(begin)

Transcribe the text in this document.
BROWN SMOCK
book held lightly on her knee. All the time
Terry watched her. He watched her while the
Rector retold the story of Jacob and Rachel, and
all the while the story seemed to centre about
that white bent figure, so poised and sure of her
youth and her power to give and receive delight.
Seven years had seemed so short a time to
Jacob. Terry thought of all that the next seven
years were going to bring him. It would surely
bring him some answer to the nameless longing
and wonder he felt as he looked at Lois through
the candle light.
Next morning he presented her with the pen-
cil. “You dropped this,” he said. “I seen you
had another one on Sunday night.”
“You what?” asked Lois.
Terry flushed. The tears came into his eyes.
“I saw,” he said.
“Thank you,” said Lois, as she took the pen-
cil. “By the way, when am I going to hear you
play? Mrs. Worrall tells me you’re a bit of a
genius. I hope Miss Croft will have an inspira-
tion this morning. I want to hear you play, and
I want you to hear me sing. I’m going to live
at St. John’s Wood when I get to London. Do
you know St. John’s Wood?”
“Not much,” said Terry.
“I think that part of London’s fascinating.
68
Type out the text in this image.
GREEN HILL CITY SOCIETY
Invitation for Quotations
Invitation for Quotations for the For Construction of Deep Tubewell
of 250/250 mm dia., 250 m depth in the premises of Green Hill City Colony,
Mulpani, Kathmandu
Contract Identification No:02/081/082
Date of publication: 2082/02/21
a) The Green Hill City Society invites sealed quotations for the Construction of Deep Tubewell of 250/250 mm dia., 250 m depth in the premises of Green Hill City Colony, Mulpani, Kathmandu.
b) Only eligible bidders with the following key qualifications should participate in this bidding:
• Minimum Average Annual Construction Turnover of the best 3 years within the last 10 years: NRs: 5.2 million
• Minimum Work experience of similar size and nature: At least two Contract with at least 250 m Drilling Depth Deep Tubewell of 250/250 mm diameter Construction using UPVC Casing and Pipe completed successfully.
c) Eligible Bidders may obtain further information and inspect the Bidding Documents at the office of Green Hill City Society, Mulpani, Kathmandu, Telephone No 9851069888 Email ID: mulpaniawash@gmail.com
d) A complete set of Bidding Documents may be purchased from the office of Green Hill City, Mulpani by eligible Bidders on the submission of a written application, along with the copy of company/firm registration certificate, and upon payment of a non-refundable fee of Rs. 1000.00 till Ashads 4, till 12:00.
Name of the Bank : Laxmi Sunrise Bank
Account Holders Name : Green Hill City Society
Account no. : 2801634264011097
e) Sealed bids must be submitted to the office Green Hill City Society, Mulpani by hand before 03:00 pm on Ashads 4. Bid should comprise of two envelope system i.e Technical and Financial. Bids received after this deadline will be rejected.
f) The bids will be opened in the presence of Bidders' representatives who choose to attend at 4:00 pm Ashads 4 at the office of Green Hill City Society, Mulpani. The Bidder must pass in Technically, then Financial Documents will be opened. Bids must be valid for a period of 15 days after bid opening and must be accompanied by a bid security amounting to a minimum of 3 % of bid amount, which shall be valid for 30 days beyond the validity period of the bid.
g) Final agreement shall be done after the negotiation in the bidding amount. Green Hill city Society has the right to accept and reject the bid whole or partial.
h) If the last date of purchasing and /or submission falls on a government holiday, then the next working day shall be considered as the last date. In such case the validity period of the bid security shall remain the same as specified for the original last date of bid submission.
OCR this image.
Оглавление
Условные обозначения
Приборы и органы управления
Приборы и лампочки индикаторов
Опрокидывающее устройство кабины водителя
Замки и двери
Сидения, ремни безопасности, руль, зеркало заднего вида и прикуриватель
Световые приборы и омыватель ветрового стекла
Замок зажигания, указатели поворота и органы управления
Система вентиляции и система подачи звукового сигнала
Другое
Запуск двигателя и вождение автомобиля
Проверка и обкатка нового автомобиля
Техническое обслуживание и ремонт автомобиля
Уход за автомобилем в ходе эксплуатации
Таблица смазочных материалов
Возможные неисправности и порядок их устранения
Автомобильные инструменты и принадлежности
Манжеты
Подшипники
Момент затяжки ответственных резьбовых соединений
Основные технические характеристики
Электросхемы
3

(end)

Print every record exactly as it was given.

> TASK SOLUTION
Transcribe the text in this document.
BROWN SMOCK
book held lightly on her knee. All the time
Terry watched her. He watched her while the
Rector retold the story of Jacob and Rachel, and
all the while the story seemed to centre about
that white bent figure, so poised and sure of her
youth and her power to give and receive delight.
Seven years had seemed so short a time to
Jacob. Terry thought of all that the next seven
years were going to bring him. It would surely
bring him some answer to the nameless longing
and wonder he felt as he looked at Lois through
the candle light.
Next morning he presented her with the pen-
cil. “You dropped this,” he said. “I seen you
had another one on Sunday night.”
“You what?” asked Lois.
Terry flushed. The tears came into his eyes.
“I saw,” he said.
“Thank you,” said Lois, as she took the pen-
cil. “By the way, when am I going to hear you
play? Mrs. Worrall tells me you’re a bit of a
genius. I hope Miss Croft will have an inspira-
tion this morning. I want to hear you play, and
I want you to hear me sing. I’m going to live
at St. John’s Wood when I get to London. Do
you know St. John’s Wood?”
“Not much,” said Terry.
“I think that part of London’s fascinating.
68
Type out the text in this image.
GREEN HILL CITY SOCIETY
Invitation for Quotations
Invitation for Quotations for the For Construction of Deep Tubewell
of 250/250 mm dia., 250 m depth in the premises of Green Hill City Colony,
Mulpani, Kathmandu
Contract Identification No:02/081/082
Date of publication: 2082/02/21
a) The Green Hill City Society invites sealed quotations for the Construction of Deep Tubewell of 250/250 mm dia., 250 m depth in the premises of Green Hill City Colony, Mulpani, Kathmandu.
b) Only eligible bidders with the following key qualifications should participate in this bidding:
• Minimum Average Annual Construction Turnover of the best 3 years within the last 10 years: NRs: 5.2 million
• Minimum Work experience of similar size and nature: At least two Contract with at least 250 m Drilling Depth Deep Tubewell of 250/250 mm diameter Construction using UPVC Casing and Pipe completed successfully.
c) Eligible Bidders may obtain further information and inspect the Bidding Documents at the office of Green Hill City Society, Mulpani, Kathmandu, Telephone No 9851069888 Email ID: mulpaniawash@gmail.com
d) A complete set of Bidding Documents may be purchased from the office of Green Hill City, Mulpani by eligible Bidders on the submission of a written application, along with the copy of company/firm registration certificate, and upon payment of a non-refundable fee of Rs. 1000.00 till Ashads 4, till 12:00.
Name of the Bank : Laxmi Sunrise Bank
Account Holders Name : Green Hill City Society
Account no. : 2801634264011097
e) Sealed bids must be submitted to the office Green Hill City Society, Mulpani by hand before 03:00 pm on Ashads 4. Bid should comprise of two envelope system i.e Technical and Financial. Bids received after this deadline will be rejected.
f) The bids will be opened in the presence of Bidders' representatives who choose to attend at 4:00 pm Ashads 4 at the office of Green Hill City Society, Mulpani. The Bidder must pass in Technically, then Financial Documents will be opened. Bids must be valid for a period of 15 days after bid opening and must be accompanied by a bid security amounting to a minimum of 3 % of bid amount, which shall be valid for 30 days beyond the validity period of the bid.
g) Final agreement shall be done after the negotiation in the bidding amount. Green Hill city Society has the right to accept and reject the bid whole or partial.
h) If the last date of purchasing and /or submission falls on a government holiday, then the next working day shall be considered as the last date. In such case the validity period of the bid security shall remain the same as specified for the original last date of bid submission.
OCR this image.
Оглавление
Условные обозначения
Приборы и органы управления
Приборы и лампочки индикаторов
Опрокидывающее устройство кабины водителя
Замки и двери
Сидения, ремни безопасности, руль, зеркало заднего вида и прикуриватель
Световые приборы и омыватель ветрового стекла
Замок зажигания, указатели поворота и органы управления
Система вентиляции и система подачи звукового сигнала
Другое
Запуск двигателя и вождение автомобиля
Проверка и обкатка нового автомобиля
Техническое обслуживание и ремонт автомобиля
Уход за автомобилем в ходе эксплуатации
Таблица смазочных материалов
Возможные неисправности и порядок их устранения
Автомобильные инструменты и принадлежности
Манжеты
Подшипники
Момент затяжки ответственных резьбовых соединений
Основные технические характеристики
Электросхемы
3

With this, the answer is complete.